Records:
==*==
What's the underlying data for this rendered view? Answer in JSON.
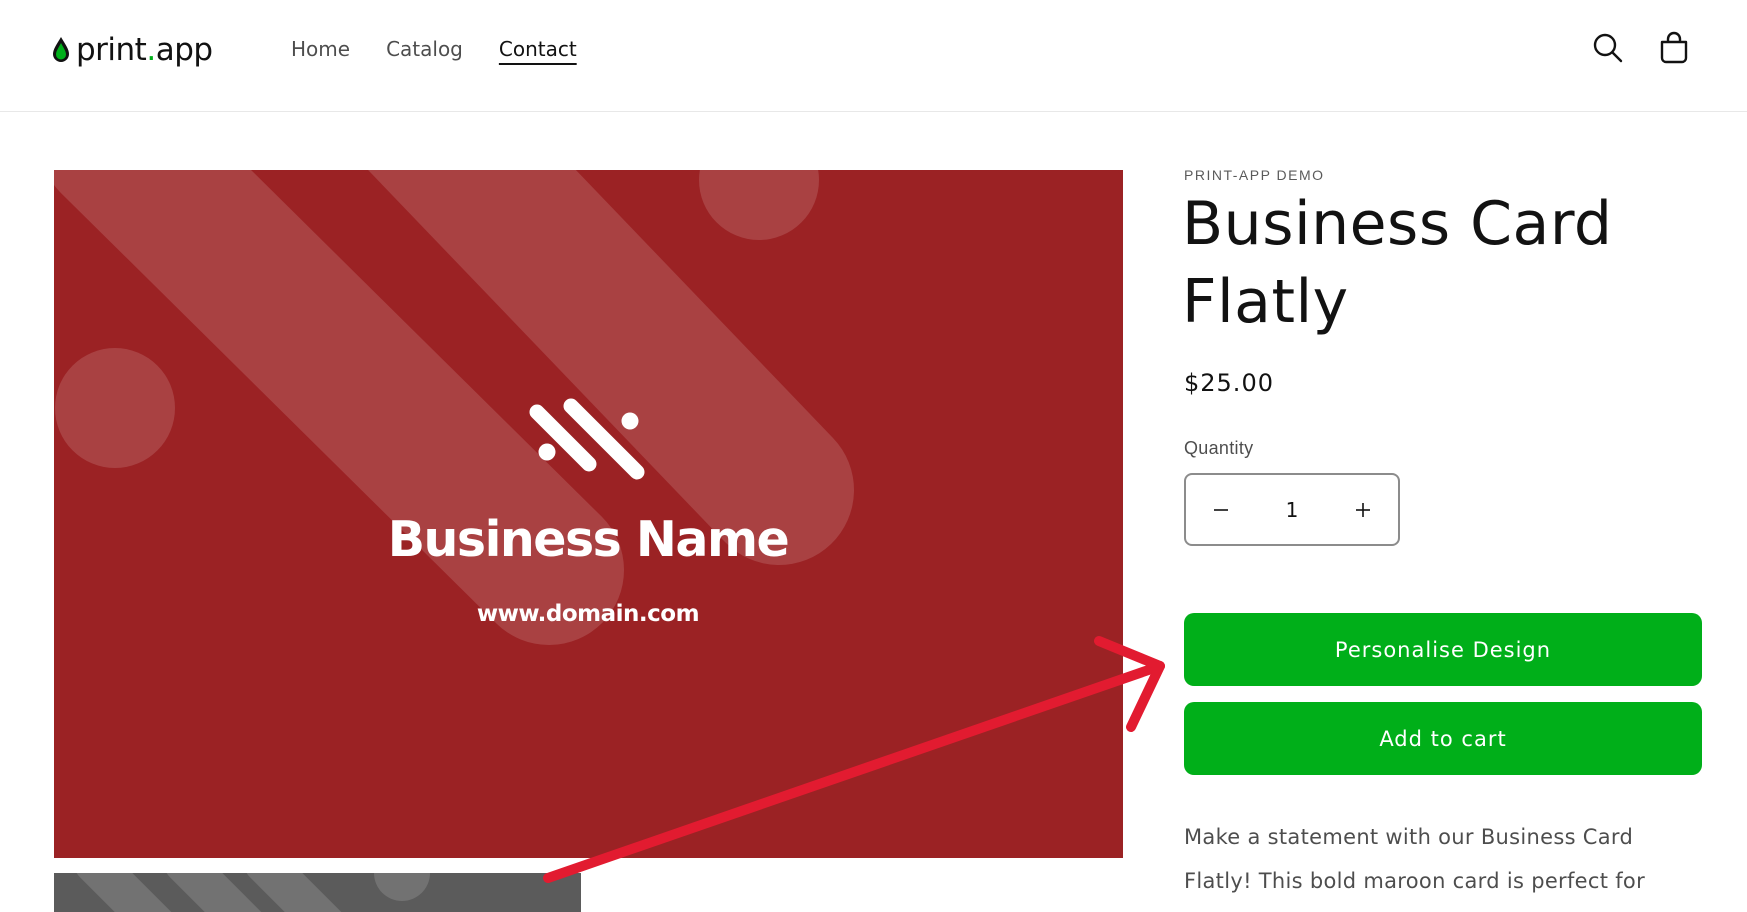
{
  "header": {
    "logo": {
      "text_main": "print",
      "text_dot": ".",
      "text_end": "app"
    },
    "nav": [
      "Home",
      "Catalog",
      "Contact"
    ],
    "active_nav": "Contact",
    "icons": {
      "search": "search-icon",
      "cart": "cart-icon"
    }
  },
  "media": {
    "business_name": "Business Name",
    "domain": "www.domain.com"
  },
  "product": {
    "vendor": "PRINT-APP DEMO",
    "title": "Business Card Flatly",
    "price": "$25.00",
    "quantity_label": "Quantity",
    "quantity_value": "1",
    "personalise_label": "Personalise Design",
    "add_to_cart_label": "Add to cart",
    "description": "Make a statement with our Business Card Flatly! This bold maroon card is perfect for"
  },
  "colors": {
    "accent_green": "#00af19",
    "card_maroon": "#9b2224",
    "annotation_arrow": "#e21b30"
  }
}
==*==
* _Given problem_: Print the records word for word and exclude any picture they hold.

* _Result_:
What's the underlying data for this rendered view? Answer in JSON.
{
  "header": {
    "logo": {
      "text_main": "print",
      "text_dot": ".",
      "text_end": "app"
    },
    "nav": [
      "Home",
      "Catalog",
      "Contact"
    ],
    "active_nav": "Contact",
    "icons": {
      "search": "search-icon",
      "cart": "cart-icon"
    }
  },
  "media": {
    "business_name": "Business Name",
    "domain": "www.domain.com"
  },
  "product": {
    "vendor": "PRINT-APP DEMO",
    "title": "Business Card Flatly",
    "price": "$25.00",
    "quantity_label": "Quantity",
    "quantity_value": "1",
    "personalise_label": "Personalise Design",
    "add_to_cart_label": "Add to cart",
    "description": "Make a statement with our Business Card Flatly! This bold maroon card is perfect for"
  },
  "colors": {
    "accent_green": "#00af19",
    "card_maroon": "#9b2224",
    "annotation_arrow": "#e21b30"
  }
}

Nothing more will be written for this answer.